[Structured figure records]
************
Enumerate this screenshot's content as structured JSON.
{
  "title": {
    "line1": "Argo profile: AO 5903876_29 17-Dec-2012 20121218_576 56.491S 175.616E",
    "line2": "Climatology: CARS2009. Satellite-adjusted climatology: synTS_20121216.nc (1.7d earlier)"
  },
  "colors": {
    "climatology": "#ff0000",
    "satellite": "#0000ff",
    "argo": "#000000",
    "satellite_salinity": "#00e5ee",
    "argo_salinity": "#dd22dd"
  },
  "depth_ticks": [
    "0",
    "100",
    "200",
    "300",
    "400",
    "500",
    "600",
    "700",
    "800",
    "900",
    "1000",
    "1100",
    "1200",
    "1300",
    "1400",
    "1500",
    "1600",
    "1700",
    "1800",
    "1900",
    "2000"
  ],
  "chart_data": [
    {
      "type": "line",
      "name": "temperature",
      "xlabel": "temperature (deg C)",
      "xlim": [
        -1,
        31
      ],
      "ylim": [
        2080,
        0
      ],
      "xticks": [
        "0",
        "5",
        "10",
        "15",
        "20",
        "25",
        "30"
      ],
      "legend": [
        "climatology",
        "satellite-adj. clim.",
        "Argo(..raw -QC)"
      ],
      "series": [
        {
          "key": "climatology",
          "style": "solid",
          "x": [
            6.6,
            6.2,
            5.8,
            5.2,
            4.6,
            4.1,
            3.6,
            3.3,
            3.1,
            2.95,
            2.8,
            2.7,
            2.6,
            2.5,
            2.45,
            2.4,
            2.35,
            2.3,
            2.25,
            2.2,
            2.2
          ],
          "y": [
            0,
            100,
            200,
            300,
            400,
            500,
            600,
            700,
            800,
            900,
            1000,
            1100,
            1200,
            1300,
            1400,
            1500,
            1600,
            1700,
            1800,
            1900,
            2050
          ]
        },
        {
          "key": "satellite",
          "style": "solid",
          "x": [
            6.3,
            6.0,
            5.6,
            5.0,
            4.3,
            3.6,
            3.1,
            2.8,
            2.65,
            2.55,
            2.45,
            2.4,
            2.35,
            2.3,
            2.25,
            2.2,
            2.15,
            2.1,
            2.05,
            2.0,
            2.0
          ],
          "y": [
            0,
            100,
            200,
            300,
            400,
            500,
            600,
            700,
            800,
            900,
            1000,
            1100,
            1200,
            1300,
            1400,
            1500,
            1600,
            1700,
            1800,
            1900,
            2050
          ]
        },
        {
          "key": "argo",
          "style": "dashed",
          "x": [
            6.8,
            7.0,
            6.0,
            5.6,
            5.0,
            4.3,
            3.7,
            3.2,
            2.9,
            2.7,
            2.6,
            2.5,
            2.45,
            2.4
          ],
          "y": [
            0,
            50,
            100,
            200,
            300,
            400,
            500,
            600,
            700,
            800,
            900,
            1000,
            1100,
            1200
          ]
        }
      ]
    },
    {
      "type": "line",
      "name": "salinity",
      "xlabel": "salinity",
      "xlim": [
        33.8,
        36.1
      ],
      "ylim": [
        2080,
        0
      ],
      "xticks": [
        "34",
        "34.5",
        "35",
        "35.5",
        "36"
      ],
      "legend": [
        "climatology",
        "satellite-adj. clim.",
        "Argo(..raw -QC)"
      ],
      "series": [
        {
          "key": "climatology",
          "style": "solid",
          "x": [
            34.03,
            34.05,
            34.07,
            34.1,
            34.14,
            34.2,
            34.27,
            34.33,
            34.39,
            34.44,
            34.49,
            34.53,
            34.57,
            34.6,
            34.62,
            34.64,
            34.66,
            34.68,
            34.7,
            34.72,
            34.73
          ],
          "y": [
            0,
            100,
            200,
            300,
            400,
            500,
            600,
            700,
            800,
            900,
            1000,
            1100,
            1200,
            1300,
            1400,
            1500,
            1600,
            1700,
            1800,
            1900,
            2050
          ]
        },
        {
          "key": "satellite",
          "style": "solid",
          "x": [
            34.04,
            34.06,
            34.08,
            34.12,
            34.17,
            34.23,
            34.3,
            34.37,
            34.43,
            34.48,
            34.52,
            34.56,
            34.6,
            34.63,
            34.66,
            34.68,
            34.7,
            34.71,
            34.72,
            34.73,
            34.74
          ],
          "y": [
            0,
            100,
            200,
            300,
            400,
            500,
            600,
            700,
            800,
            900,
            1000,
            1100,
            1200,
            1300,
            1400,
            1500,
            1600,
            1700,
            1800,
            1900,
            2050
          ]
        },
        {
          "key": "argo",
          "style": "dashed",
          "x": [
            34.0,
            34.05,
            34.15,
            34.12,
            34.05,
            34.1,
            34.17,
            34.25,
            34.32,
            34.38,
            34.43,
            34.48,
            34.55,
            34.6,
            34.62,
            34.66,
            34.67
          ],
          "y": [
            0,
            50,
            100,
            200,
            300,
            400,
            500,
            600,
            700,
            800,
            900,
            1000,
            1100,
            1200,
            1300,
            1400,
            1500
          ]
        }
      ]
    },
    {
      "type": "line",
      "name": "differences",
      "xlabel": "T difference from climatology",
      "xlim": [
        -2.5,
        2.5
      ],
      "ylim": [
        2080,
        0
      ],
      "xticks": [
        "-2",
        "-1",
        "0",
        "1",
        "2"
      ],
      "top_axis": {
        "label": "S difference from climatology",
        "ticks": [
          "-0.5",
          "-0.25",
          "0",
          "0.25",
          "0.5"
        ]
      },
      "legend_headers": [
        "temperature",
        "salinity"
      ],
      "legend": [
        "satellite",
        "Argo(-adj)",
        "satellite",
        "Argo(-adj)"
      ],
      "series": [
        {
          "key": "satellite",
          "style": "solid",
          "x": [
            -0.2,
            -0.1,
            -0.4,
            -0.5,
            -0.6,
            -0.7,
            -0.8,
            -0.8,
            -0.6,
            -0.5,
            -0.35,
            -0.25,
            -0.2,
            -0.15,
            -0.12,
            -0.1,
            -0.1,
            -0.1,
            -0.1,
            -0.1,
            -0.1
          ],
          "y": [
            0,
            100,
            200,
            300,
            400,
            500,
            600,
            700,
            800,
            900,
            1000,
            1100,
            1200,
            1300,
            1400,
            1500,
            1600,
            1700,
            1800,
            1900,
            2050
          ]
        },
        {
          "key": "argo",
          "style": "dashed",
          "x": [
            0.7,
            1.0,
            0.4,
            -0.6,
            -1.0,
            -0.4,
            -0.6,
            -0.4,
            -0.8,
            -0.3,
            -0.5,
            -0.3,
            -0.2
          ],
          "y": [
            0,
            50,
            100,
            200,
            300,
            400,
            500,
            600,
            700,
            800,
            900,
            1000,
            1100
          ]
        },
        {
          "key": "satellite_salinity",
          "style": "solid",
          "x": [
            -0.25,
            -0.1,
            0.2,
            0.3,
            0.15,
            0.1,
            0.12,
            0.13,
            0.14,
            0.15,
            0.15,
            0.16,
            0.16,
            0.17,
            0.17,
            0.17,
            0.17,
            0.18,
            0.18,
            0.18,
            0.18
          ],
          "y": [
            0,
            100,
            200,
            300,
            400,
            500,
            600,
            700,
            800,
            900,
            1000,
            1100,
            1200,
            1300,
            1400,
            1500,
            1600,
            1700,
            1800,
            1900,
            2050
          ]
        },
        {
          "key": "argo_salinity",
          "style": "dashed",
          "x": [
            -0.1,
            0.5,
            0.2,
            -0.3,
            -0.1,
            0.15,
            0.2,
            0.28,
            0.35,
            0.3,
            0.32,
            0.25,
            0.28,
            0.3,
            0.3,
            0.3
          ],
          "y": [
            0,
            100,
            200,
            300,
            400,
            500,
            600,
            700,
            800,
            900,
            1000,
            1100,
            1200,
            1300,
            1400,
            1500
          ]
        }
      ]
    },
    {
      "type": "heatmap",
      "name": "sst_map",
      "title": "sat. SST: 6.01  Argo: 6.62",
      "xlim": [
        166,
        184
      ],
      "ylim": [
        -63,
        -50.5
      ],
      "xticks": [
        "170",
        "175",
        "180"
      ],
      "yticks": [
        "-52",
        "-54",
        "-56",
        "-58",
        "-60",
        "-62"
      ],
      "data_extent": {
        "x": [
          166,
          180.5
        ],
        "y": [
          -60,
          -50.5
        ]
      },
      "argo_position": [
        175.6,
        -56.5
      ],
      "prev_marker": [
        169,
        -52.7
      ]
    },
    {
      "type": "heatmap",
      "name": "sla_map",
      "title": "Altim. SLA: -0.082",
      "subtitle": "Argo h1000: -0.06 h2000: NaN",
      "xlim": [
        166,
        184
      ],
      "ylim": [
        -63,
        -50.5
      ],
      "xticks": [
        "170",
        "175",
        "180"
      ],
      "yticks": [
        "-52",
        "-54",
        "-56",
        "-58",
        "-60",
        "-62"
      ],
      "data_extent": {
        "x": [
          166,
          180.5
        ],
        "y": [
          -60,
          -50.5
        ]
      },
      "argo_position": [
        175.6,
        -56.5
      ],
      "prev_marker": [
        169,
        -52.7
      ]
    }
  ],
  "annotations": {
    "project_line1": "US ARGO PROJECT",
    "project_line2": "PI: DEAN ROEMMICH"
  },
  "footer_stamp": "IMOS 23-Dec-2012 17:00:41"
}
************
_Problem details_
Copy out each line of the listing that holds "temperature".

_Answer to this problem_
      "name": "temperature",
      "xlabel": "temperature (deg C)",
        "temperature",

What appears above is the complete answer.